• **DATASET**
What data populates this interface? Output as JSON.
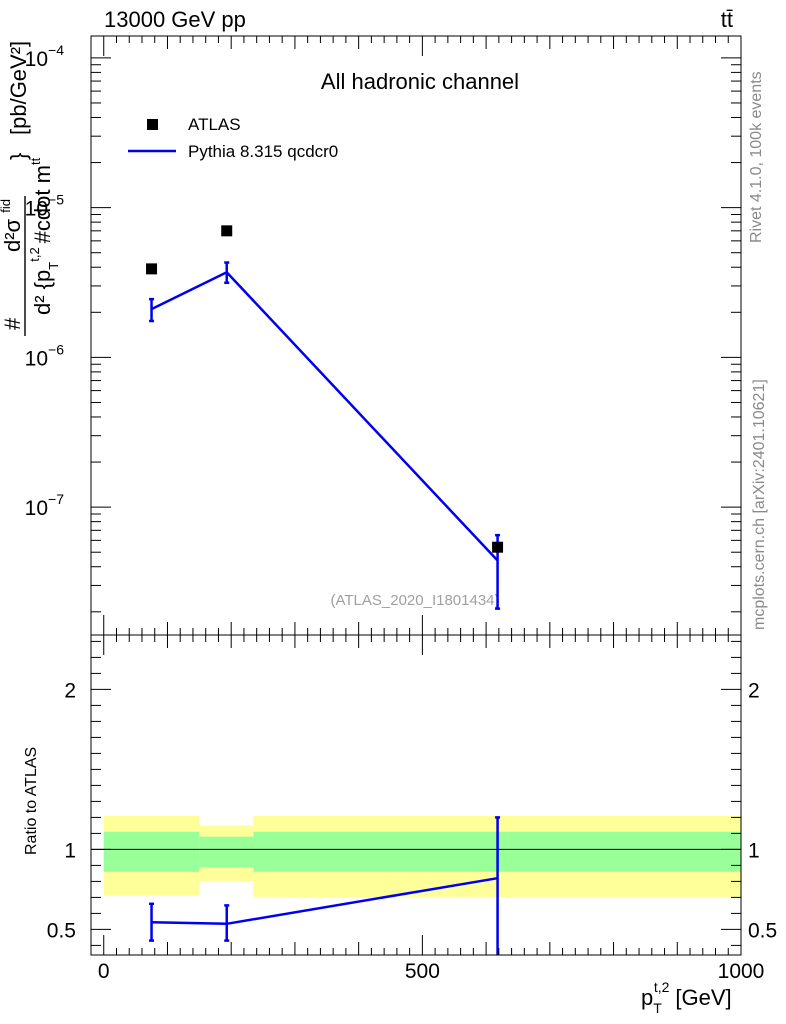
{
  "header": {
    "energy_label": "13000 GeV pp",
    "process_label": "tt̄"
  },
  "side_labels": {
    "rivet": "Rivet 4.1.0,  100k events",
    "source": "mcplots.cern.ch [arXiv:2401.10621]"
  },
  "colors": {
    "mc_line": "#0000ee",
    "data_marker": "#000000",
    "band_inner": "#99ff99",
    "band_outer": "#ffff99"
  },
  "chart_data": [
    {
      "type": "scatter",
      "title": "All hadronic channel",
      "watermark": "(ATLAS_2020_I1801434)",
      "xlabel": "p_T^{t,2} [GeV]",
      "ylabel": "# d²σ^{fid} / d² {p_T^{t,2} #cdot m^{tt}} [pb/GeV²]",
      "ylabel_parts": {
        "numerator_prefix": "#",
        "numerator": "d²σ",
        "numerator_sup": "fid",
        "denominator": "d² {p",
        "denominator_sub": "T",
        "denominator_sup": "t,2",
        "denominator_rest": "#cdot m",
        "denominator_rest_sup": "tt",
        "bracket": "}",
        "units": "[pb/GeV²]"
      },
      "yscale": "log",
      "xlim": [
        -20,
        1000
      ],
      "ylim": [
        1.4e-08,
        0.00014
      ],
      "y_ticks": [
        {
          "value": 1e-07,
          "base": "10",
          "exp": "−7"
        },
        {
          "value": 1e-06,
          "base": "10",
          "exp": "−6"
        },
        {
          "value": 1e-05,
          "base": "10",
          "exp": "−5"
        },
        {
          "value": 0.0001,
          "base": "10",
          "exp": "−4"
        }
      ],
      "legend": {
        "placement": "top-left",
        "entries": [
          {
            "label": "ATLAS",
            "style": "marker"
          },
          {
            "label": "Pythia 8.315 qcdcr0",
            "style": "line"
          }
        ]
      },
      "series": [
        {
          "name": "ATLAS",
          "x": [
            75,
            193,
            618
          ],
          "y": [
            3.9e-06,
            7e-06,
            5.4e-08
          ]
        },
        {
          "name": "Pythia 8.315 qcdcr0",
          "x": [
            75,
            193,
            618
          ],
          "y": [
            2.1e-06,
            3.7e-06,
            4.4e-08
          ],
          "y_low": [
            1.75e-06,
            3.15e-06,
            2.1e-08
          ],
          "y_high": [
            2.45e-06,
            4.3e-06,
            6.5e-08
          ]
        }
      ]
    },
    {
      "type": "line",
      "ylabel": "Ratio to ATLAS",
      "xlabel": "p_T^{t,2} [GeV]",
      "xlim": [
        -20,
        1000
      ],
      "ylim": [
        0.34,
        2.34
      ],
      "x_ticks": [
        0,
        500,
        1000
      ],
      "y_ticks": [
        0.5,
        1,
        2
      ],
      "reference": 1,
      "bands": {
        "edges": [
          0,
          150,
          235,
          1000
        ],
        "inner_low": [
          0.86,
          0.89,
          0.86
        ],
        "inner_high": [
          1.11,
          1.08,
          1.11
        ],
        "outer_low": [
          0.71,
          0.8,
          0.7
        ],
        "outer_high": [
          1.21,
          1.15,
          1.21
        ]
      },
      "series": [
        {
          "name": "Pythia 8.315 qcdcr0 / ATLAS",
          "x": [
            75,
            193,
            618
          ],
          "y": [
            0.545,
            0.535,
            0.82
          ],
          "y_low": [
            0.43,
            0.43,
            0.32
          ],
          "y_high": [
            0.66,
            0.65,
            1.2
          ]
        }
      ]
    }
  ]
}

• **AIM**
From the data, pick out every line that includes "cdot".

• **RESULT OF THIS EXERCISE**
      "ylabel": "# d²σ^{fid} / d² {p_T^{t,2} #cdot m^{tt}} [pb/GeV²]",
        "denominator_rest": "#cdot m",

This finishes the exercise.